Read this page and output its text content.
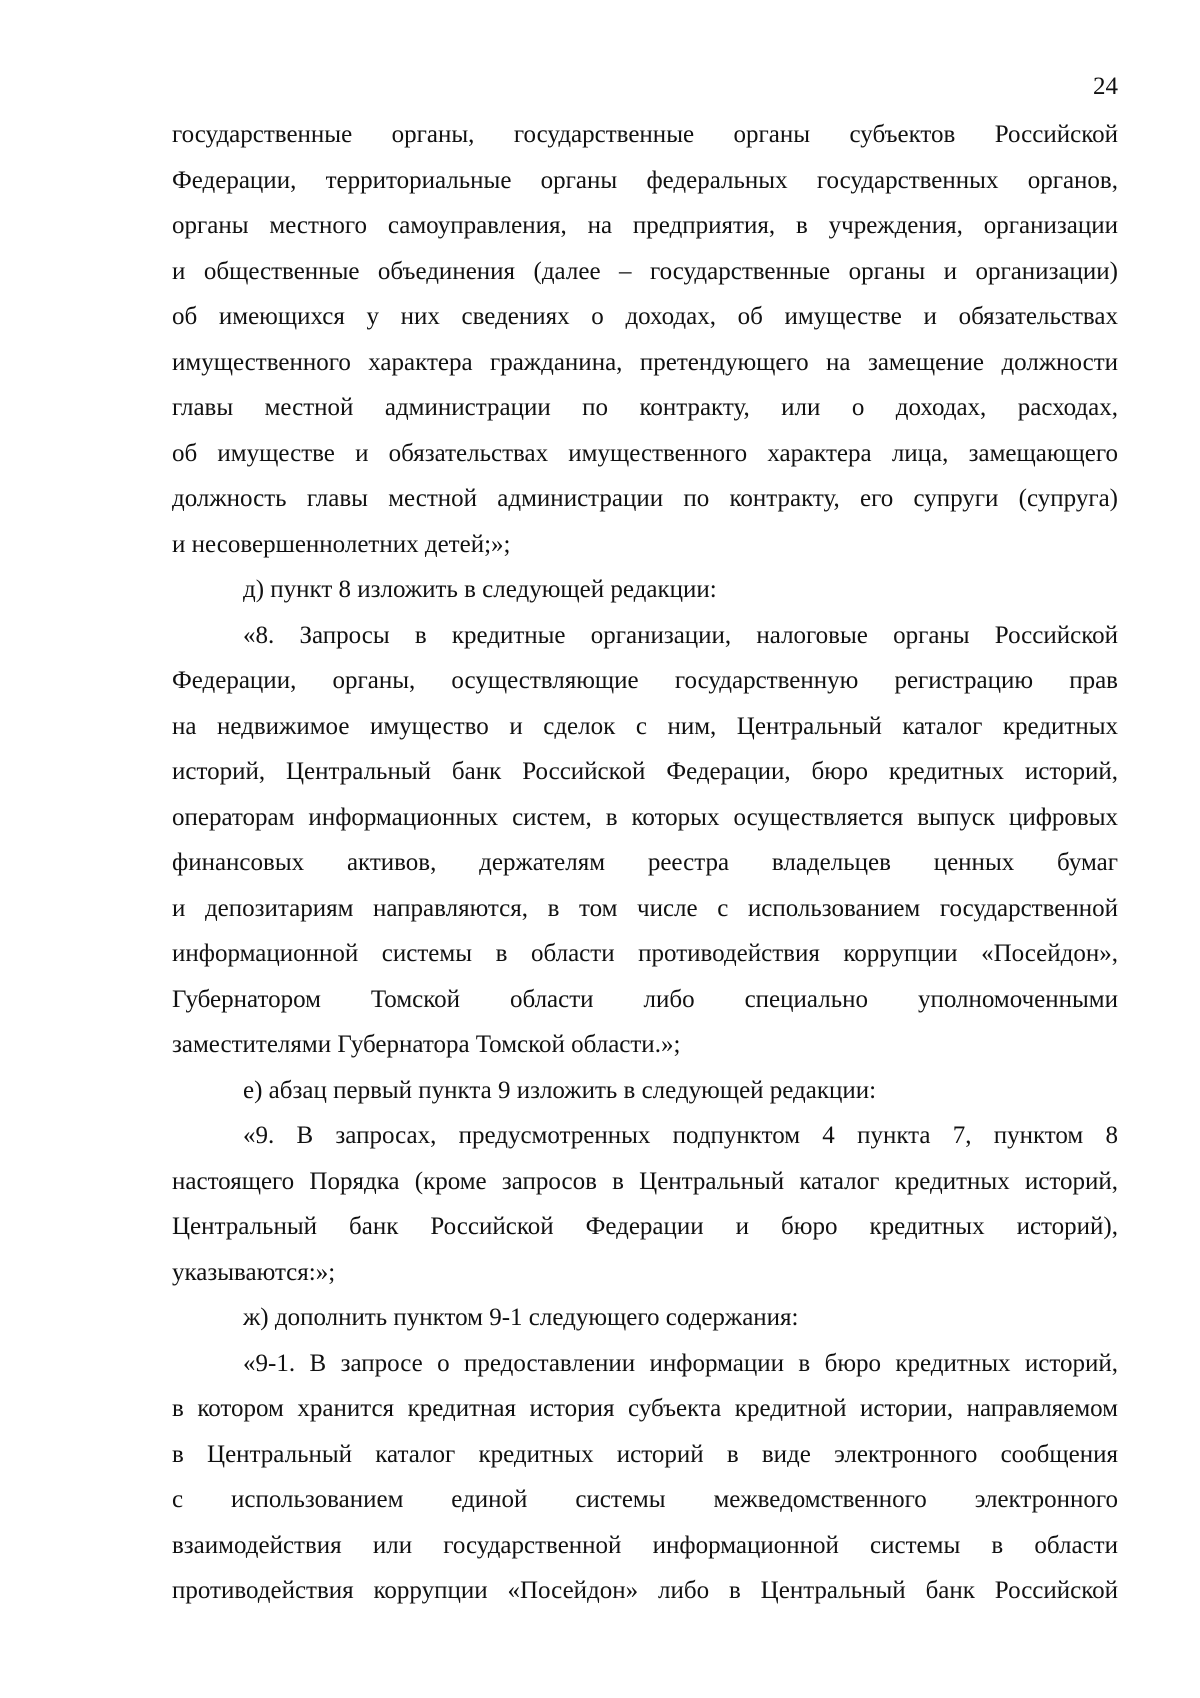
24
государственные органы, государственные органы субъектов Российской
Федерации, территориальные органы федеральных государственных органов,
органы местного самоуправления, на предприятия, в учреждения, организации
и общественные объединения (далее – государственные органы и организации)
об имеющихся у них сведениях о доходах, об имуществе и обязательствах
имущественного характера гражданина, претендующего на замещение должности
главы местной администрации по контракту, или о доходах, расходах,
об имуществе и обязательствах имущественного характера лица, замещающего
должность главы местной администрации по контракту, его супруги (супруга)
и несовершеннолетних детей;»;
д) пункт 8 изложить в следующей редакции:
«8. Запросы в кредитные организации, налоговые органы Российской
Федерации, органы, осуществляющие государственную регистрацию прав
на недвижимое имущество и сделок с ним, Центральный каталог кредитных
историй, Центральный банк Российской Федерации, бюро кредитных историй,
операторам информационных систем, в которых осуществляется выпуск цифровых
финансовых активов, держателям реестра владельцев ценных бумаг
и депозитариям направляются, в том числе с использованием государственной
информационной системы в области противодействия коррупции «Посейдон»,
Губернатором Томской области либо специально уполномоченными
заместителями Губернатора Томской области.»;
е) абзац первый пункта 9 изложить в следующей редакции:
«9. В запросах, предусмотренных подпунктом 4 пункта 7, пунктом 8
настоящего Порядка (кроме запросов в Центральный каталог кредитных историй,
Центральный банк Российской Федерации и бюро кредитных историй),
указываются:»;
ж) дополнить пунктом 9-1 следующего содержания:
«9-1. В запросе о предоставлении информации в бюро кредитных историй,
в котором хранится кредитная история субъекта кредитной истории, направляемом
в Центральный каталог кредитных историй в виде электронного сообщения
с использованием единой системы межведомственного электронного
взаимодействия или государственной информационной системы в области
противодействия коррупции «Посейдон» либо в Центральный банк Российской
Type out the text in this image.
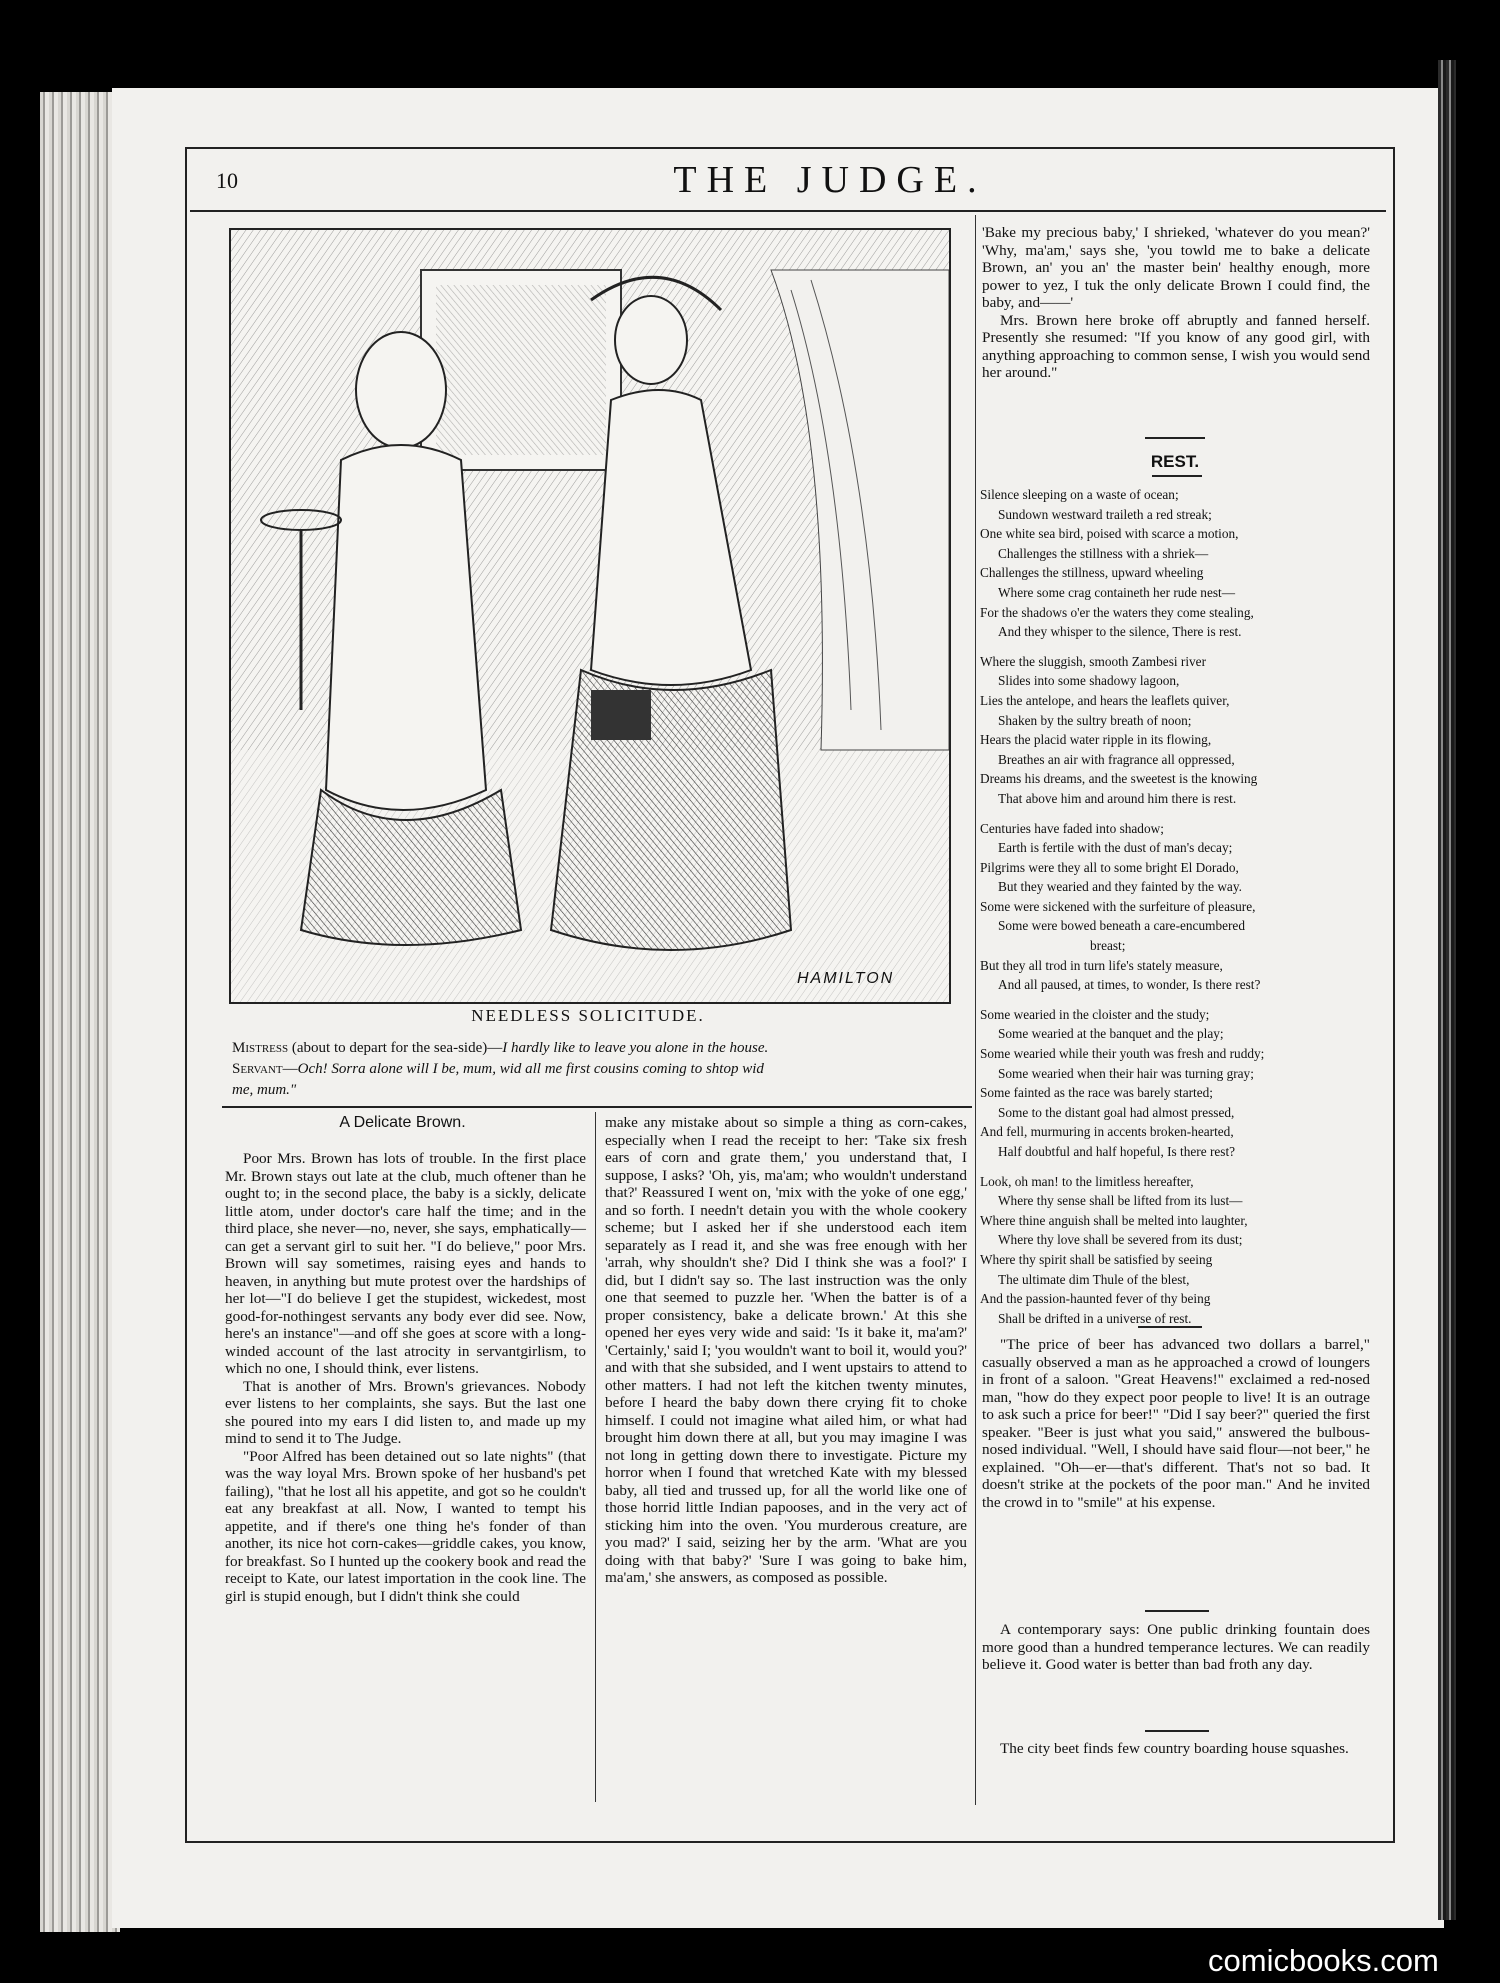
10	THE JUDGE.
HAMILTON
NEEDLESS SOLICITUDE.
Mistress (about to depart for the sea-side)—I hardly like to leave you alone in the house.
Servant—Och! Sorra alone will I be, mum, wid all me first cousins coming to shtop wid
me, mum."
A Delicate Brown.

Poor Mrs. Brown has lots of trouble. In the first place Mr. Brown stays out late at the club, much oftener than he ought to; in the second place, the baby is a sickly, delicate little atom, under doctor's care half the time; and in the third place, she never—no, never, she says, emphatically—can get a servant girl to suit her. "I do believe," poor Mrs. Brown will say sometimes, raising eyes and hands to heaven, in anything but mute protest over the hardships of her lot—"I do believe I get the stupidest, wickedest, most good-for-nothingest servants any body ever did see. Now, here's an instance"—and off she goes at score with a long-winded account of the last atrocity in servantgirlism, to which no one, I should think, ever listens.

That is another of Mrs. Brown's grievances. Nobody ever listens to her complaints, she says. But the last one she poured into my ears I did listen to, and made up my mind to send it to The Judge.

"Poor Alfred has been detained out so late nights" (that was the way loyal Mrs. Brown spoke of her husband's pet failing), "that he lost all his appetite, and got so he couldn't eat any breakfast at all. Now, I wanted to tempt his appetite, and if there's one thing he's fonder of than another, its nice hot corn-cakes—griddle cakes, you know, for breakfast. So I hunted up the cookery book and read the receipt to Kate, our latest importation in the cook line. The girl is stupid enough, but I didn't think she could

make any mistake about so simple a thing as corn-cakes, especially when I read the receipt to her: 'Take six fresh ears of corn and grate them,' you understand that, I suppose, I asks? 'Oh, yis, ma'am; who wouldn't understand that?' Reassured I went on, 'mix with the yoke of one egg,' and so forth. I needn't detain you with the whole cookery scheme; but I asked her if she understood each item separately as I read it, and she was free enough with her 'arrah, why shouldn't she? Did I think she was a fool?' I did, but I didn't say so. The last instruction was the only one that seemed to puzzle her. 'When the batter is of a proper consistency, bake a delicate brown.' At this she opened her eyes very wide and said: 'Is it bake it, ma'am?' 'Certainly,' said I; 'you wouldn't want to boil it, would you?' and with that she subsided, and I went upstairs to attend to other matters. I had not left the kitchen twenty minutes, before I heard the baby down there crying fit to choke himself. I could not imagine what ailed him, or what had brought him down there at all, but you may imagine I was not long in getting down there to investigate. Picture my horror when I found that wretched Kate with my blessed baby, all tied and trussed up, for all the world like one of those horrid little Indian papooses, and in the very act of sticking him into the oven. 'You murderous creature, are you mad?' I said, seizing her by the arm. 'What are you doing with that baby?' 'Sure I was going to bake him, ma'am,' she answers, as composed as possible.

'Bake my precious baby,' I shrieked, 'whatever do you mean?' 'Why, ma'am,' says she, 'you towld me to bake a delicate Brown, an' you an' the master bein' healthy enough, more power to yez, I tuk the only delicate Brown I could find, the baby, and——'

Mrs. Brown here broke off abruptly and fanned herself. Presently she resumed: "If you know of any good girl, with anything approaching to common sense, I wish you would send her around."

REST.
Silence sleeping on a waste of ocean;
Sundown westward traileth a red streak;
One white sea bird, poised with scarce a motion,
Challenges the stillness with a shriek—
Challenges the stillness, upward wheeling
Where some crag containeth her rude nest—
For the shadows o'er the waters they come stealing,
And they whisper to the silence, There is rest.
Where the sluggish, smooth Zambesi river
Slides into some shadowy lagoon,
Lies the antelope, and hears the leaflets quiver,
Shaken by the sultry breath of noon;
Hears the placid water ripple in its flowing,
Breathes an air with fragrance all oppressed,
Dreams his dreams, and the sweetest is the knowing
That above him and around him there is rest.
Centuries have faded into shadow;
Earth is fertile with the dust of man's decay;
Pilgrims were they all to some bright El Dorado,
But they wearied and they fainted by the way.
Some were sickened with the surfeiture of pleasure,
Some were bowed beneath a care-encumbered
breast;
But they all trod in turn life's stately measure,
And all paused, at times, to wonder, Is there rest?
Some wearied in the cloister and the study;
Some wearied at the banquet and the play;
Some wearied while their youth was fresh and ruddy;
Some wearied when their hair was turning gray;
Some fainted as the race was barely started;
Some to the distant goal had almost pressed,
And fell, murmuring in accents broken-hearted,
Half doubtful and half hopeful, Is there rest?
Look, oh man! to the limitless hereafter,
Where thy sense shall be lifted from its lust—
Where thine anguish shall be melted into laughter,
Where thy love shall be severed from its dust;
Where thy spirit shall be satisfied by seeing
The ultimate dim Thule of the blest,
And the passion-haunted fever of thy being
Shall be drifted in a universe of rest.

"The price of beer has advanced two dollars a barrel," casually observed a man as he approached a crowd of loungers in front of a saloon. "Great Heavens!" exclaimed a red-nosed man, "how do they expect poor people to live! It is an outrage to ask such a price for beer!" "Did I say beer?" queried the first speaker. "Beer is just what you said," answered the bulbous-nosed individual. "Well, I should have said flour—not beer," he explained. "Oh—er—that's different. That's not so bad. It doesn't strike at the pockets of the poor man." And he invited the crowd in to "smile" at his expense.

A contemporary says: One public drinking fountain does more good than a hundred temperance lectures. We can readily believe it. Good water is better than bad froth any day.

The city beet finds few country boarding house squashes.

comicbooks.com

───

▶ _To be done_: Using the listing above, gather each line that holds the string "half" and copy it.

▶ _Task solution_:
Poor Mrs. Brown has lots of trouble. In the first place Mr. Brown stays out late at the club, much oftener than he ought to; in the second place, the baby is a sickly, delicate little atom, under doctor's care half the time; and in the third place, she never—no, never, she says, emphatically—can get a servant girl to suit her. "I do believe," poor Mrs. Brown will say sometimes, raising eyes and hands to heaven, in anything but mute protest over the hardships of her lot—"I do believe I get the stupidest, wickedest, most good-for-nothingest servants any body ever did see. Now, here's an instance"—and off she goes at score with a long-winded account of the last atrocity in servantgirlism, to which no one, I should think, ever listens.
Half doubtful and half hopeful, Is there rest?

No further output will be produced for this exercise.